(Excerpt from a data file)
= = = = =

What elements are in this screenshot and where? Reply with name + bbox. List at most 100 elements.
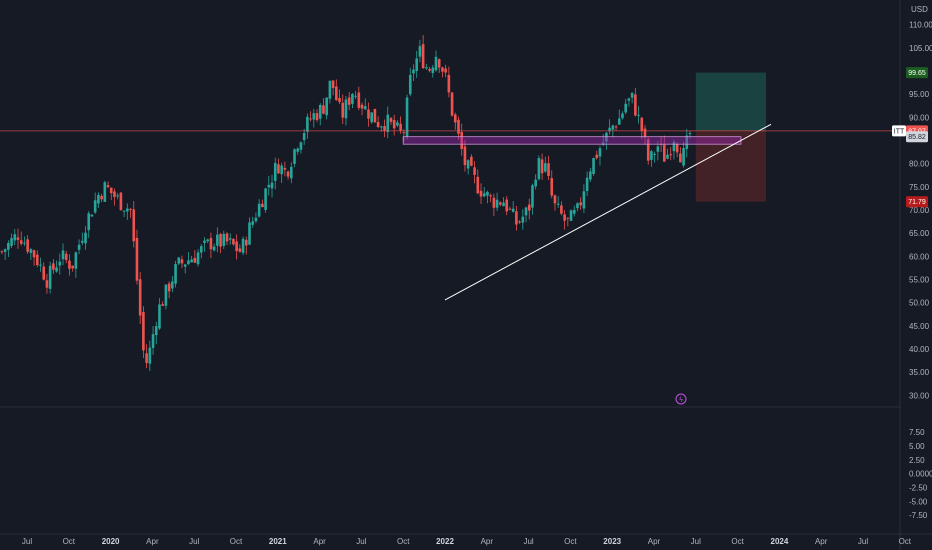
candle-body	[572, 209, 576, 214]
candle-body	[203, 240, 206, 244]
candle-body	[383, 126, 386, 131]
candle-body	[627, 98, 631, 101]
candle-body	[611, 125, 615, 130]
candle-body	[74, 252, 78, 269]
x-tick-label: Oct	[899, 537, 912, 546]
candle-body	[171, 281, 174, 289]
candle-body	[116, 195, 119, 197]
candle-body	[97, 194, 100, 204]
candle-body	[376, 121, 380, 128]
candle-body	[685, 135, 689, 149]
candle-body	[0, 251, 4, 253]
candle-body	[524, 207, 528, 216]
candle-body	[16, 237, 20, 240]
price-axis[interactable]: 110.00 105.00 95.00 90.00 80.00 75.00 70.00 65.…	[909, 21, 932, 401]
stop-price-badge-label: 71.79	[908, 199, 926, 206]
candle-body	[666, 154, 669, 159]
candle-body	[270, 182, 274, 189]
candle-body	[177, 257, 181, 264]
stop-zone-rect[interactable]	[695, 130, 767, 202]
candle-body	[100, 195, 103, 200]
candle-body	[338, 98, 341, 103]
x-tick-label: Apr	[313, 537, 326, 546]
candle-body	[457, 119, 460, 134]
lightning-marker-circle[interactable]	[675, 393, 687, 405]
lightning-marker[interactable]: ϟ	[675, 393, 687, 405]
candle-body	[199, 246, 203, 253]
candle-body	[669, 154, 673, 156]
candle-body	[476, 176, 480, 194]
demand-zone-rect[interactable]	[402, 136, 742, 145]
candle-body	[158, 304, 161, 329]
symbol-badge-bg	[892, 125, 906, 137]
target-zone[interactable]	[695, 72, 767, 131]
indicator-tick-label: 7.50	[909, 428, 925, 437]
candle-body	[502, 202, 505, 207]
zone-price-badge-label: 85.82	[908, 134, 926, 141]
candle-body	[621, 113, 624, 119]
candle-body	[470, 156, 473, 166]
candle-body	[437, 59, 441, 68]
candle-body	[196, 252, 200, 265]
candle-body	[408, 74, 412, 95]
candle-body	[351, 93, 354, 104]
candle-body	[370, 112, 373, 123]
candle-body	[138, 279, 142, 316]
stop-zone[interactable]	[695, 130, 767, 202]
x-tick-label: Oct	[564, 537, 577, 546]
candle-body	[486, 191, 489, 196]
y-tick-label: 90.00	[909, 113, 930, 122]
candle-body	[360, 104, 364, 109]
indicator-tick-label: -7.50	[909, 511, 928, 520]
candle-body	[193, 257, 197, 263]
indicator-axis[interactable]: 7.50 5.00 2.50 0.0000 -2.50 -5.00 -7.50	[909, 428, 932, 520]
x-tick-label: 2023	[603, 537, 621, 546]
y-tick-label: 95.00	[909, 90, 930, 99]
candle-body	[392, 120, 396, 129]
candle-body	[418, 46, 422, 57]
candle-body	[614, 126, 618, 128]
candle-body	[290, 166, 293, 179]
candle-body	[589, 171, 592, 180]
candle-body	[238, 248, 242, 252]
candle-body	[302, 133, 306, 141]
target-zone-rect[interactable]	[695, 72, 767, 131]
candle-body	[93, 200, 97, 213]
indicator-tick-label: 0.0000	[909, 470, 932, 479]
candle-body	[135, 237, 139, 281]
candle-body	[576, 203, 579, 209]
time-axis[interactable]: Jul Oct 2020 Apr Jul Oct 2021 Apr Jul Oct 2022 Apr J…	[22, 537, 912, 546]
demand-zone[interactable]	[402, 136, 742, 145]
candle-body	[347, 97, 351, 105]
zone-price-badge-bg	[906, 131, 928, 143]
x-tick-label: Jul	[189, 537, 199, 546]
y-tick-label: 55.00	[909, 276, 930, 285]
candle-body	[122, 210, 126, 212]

= = = = =

_Task description_.
Swap each "candle-body" in the lines above for "candlestick-body" and reproduce all the lines with nothing else altered. Omit the picture.

_Right answer_.
What elements are in this screenshot and where? Reply with name + bbox. List at most 100 elements.
candlestick-body	[572, 209, 576, 214]
candlestick-body	[203, 240, 206, 244]
candlestick-body	[383, 126, 386, 131]
candlestick-body	[627, 98, 631, 101]
candlestick-body	[611, 125, 615, 130]
candlestick-body	[74, 252, 78, 269]
x-tick-label: Oct	[899, 537, 912, 546]
candlestick-body	[171, 281, 174, 289]
candlestick-body	[116, 195, 119, 197]
candlestick-body	[97, 194, 100, 204]
candlestick-body	[376, 121, 380, 128]
candlestick-body	[685, 135, 689, 149]
candlestick-body	[0, 251, 4, 253]
candlestick-body	[524, 207, 528, 216]
candlestick-body	[16, 237, 20, 240]
price-axis[interactable]: 110.00 105.00 95.00 90.00 80.00 75.00 70.00 65.…	[909, 21, 932, 401]
stop-price-badge-label: 71.79	[908, 199, 926, 206]
candlestick-body	[666, 154, 669, 159]
candlestick-body	[270, 182, 274, 189]
candlestick-body	[177, 257, 181, 264]
stop-zone-rect[interactable]	[695, 130, 767, 202]
candlestick-body	[100, 195, 103, 200]
candlestick-body	[338, 98, 341, 103]
x-tick-label: Apr	[313, 537, 326, 546]
candlestick-body	[457, 119, 460, 134]
lightning-marker-circle[interactable]	[675, 393, 687, 405]
lightning-marker[interactable]: ϟ	[675, 393, 687, 405]
candlestick-body	[199, 246, 203, 253]
candlestick-body	[669, 154, 673, 156]
candlestick-body	[476, 176, 480, 194]
demand-zone-rect[interactable]	[402, 136, 742, 145]
candlestick-body	[158, 304, 161, 329]
symbol-badge-bg	[892, 125, 906, 137]
target-zone[interactable]	[695, 72, 767, 131]
indicator-tick-label: 7.50	[909, 428, 925, 437]
candlestick-body	[502, 202, 505, 207]
zone-price-badge-label: 85.82	[908, 134, 926, 141]
candlestick-body	[621, 113, 624, 119]
candlestick-body	[470, 156, 473, 166]
candlestick-body	[437, 59, 441, 68]
candlestick-body	[196, 252, 200, 265]
candlestick-body	[408, 74, 412, 95]
candlestick-body	[351, 93, 354, 104]
candlestick-body	[370, 112, 373, 123]
candlestick-body	[138, 279, 142, 316]
stop-zone[interactable]	[695, 130, 767, 202]
x-tick-label: Oct	[564, 537, 577, 546]
candlestick-body	[486, 191, 489, 196]
y-tick-label: 90.00	[909, 113, 930, 122]
candlestick-body	[360, 104, 364, 109]
indicator-tick-label: -7.50	[909, 511, 928, 520]
candlestick-body	[193, 257, 197, 263]
indicator-axis[interactable]: 7.50 5.00 2.50 0.0000 -2.50 -5.00 -7.50	[909, 428, 932, 520]
x-tick-label: 2023	[603, 537, 621, 546]
y-tick-label: 95.00	[909, 90, 930, 99]
candlestick-body	[392, 120, 396, 129]
candlestick-body	[418, 46, 422, 57]
candlestick-body	[614, 126, 618, 128]
candlestick-body	[290, 166, 293, 179]
candlestick-body	[589, 171, 592, 180]
candlestick-body	[238, 248, 242, 252]
candlestick-body	[302, 133, 306, 141]
target-zone-rect[interactable]	[695, 72, 767, 131]
candlestick-body	[93, 200, 97, 213]
indicator-tick-label: 0.0000	[909, 470, 932, 479]
candlestick-body	[135, 237, 139, 281]
candlestick-body	[576, 203, 579, 209]
time-axis[interactable]: Jul Oct 2020 Apr Jul Oct 2021 Apr Jul Oct 2022 Apr J…	[22, 537, 912, 546]
demand-zone[interactable]	[402, 136, 742, 145]
candlestick-body	[347, 97, 351, 105]
zone-price-badge-bg	[906, 131, 928, 143]
x-tick-label: Jul	[189, 537, 199, 546]
y-tick-label: 55.00	[909, 276, 930, 285]
candlestick-body	[122, 210, 126, 212]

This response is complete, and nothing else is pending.